§ Görev: Aşağıda, 2014'ün ilk altı ayındaki bütçe nakit gelişmelerini ele alan yazı yer alıyor. Bu yazının devamını, son cümlesinden sonra gelecek şekilde yazın.

§ Okuma parçası:
Bütçeyi Hazine’nin nakit gelişmelerinden izlemenizi
öneririm. Hem rakamlar daha basittir. Hem de verilerde muhasebe kurallarından
kaynaklanan standart sorunları yoktur. Dahası
kamu borçlanması hakkında daha sağlıklı bilgi verir. Aynen aile bütçesinde
olduğu gibi. Aile reisi evin nakit geliri ile harcamaları iyi takip edemezse
sonuç kredi kartı vb. borçlanma araçlarına yöneliş değil midir? Eğer borçlanma
iyi yönetilemezse aile içi krizler gündeme gelmez mi? Hazine nakit dengesi de
aynı rolü oynar.
2014 yılının ilk 6
aylık bütçe nakit gelişmelerine bakalım.
Tablo aşağıda.
Gelirlerden başlayayım. Geçen yılın aynı dönemine göre artış
yüzde 6, altı aylık enflasyon kadar. Reel
artış yok. 2008 Krizinden bu zaman kadar en kötü performans. Mayıs ayında
çok iyi gelen gelirler, Haziranda geçen yılın aynı ayından oldukça düşük geldi.
2013 Mayısında 31,3 milyar lira olan aylık
gelirler bu yıl 22,6 milyar liraya düşmüş. Azalışın iki nedeni olabilir. Bana göre en güçlü olasılık, mali af kanunu
hazırlıklarının medyada yer alması. Mükellefler “nasıl olsa af gelecek”
diyerek ödemeleri durdurmuş olabilirler. İkinci neden ekonomik aktivitede
yavaşlama olabilir. Gerçek nedenleri ilerleyen aylarda göreceğiz.
Diğer taraftan harcamalar
seçim rüzgârlarını arkasına almış şişiyor. Geçen yıla göre artış oranı
yüzde 12’den fazla. Gelirlerdeki artışın iki katı.
Bunların doğal sonucu, yılın
ilk yarısında bütçenin nakit açığı 11 milyar liraya yaklaşmış. 2013’ün ilk
yarısına göre ciddi bir bozulma var. Yüzde 2 binlerin üzerinde bir artışa
tekabül ediyor. Geçen yılın başarılı performansından eser kalmamış. Daha
ilginç olanı, 2009 yılında yaşanan ve Küresel Krizin etkilerinin görüldüğü altı
aydan sonraki en kötü rakama şahit oluyoruz.

§ Veri bölümü:
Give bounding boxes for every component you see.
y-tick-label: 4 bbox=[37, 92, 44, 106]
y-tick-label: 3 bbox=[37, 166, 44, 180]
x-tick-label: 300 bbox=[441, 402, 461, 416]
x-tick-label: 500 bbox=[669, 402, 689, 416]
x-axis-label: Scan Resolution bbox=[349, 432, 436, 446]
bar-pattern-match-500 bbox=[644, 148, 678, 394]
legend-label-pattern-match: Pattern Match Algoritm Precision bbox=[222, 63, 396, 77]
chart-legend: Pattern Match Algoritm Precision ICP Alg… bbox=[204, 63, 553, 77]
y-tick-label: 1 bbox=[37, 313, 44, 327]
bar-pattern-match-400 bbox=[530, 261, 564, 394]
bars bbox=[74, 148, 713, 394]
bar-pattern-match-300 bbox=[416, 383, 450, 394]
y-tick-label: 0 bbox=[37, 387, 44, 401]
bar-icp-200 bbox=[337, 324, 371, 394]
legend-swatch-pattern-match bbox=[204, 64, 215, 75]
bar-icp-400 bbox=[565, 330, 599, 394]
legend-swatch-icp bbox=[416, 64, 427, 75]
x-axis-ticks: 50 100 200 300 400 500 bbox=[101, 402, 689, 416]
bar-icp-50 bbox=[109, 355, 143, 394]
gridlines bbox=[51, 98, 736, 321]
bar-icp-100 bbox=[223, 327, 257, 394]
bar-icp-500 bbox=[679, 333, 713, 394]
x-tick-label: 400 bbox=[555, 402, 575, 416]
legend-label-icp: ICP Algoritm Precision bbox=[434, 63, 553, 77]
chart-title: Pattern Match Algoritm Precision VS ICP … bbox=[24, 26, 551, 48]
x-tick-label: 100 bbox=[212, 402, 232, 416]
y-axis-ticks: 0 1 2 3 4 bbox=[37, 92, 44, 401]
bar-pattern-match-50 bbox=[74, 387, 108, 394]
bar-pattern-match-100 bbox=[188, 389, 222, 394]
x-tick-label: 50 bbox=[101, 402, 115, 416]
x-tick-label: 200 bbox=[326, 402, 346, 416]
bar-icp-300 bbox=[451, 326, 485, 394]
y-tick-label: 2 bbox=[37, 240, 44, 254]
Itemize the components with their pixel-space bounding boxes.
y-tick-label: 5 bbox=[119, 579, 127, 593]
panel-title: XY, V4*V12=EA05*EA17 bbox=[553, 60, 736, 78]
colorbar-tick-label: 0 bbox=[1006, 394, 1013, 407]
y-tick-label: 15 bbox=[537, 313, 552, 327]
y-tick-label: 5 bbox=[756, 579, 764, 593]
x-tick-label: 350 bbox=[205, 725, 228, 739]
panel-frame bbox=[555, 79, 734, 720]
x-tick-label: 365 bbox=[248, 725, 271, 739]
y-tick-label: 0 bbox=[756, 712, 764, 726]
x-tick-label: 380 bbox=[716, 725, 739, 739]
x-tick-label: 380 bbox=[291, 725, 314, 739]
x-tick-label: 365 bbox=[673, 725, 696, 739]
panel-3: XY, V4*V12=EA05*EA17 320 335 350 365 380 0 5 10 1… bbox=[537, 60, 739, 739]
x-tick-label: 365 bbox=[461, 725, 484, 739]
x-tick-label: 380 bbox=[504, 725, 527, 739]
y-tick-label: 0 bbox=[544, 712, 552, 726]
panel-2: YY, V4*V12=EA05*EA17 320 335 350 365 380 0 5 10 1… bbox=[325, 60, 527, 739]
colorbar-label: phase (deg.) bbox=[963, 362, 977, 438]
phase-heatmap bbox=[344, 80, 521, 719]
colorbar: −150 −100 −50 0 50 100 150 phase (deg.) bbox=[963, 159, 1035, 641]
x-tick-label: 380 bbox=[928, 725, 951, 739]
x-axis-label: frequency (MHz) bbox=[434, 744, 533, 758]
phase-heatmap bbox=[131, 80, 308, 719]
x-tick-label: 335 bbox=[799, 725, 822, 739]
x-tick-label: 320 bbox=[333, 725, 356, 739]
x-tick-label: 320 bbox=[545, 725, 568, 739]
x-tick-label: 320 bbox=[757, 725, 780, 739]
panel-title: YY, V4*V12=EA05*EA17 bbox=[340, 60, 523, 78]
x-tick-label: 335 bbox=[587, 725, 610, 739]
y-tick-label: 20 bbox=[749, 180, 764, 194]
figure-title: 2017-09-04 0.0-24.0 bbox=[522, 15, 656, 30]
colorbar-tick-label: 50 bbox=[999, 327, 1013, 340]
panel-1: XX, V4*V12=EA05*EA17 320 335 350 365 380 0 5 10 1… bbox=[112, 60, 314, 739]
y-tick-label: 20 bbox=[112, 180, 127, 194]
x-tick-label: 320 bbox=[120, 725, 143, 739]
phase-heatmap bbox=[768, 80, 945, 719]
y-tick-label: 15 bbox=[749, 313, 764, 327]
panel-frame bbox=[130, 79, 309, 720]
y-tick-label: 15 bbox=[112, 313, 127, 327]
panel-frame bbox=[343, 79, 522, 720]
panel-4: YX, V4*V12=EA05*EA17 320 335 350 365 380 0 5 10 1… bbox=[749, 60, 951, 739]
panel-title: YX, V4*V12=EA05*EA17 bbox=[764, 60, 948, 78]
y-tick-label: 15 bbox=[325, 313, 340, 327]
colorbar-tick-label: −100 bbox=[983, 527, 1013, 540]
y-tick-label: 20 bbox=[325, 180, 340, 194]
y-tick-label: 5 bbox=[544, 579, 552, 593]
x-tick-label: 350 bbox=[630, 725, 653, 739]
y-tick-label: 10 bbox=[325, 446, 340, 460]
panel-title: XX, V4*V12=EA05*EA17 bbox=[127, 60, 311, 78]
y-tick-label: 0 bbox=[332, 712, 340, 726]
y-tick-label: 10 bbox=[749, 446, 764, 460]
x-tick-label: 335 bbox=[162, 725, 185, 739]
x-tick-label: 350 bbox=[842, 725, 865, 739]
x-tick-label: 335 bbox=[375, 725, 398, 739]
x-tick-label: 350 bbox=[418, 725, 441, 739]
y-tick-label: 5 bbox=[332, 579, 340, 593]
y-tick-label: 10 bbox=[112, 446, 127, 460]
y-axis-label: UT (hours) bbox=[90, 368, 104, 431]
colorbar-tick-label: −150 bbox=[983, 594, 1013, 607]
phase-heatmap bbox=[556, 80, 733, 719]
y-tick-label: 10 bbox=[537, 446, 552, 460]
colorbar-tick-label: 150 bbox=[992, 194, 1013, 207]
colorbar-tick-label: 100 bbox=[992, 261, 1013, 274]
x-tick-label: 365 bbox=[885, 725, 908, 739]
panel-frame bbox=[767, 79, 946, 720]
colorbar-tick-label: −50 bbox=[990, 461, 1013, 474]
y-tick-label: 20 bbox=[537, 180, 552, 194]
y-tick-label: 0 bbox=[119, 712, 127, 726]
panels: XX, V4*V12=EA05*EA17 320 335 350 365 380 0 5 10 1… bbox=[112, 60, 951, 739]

§ Alıştırmanın cevabı:
Açık kasadan finanse
edilmiş
Öte yandan büyüyen açık, önceki yıllardan farklı yöntemlerle
kapatılmış. Hazine, eskiden iç ve dış borçlanmaya ağırlık verir, güçlü kasa
birikimi ile borçlanma programı yapardı. Bu sene iç borçlanma çok fazla
artmamış. Biraz dış borç artışı var. Ama
önceki yıllarda devamlı kasaya para atan Hazine bu yıl kasadan para çekmiş.
Sadece Haziran ayında kullandığı miktar 13 milyar lira kadar. Önemli bir
tutar. Bu bağlamda Hazine’nin Merkez Bankasındaki TL hesabı bir ayda 22,6
liradan 7,5 milyar liraya düşmüş. Sonrasında Temmuzun ilk günlerinde biraz
toparlamış.
Bu tür
değerlendirmeleri yaparken bütçenin ve nakit akımlarının mevsimselliğini her
zaman dikkate almak lazım. Ancak bu yıl yaşananlarda seçimler
önemli bir etken. 30 Mart Mahalli İdareler seçimlerindeki popülist harcamalara
daha önceki yazılarımda değinmiştim. Üstüne şimdi cumhurbaşkanlığı seçimlerini
koyun. Ardından 2015 Haziran Genel Seçimleri gelecek. Eğer cumhurbaşkanlığı seçimlerinde partili adaylar olmasaydı ve hükümet
bu kadar popülizm gazına basmasaydı rakamlar bir nebze daha iyi olabilirdi.
Gelecek yılki seçimlere kadar bütçedeki popülist baskılara biraz olsun ara
verilebilirdi.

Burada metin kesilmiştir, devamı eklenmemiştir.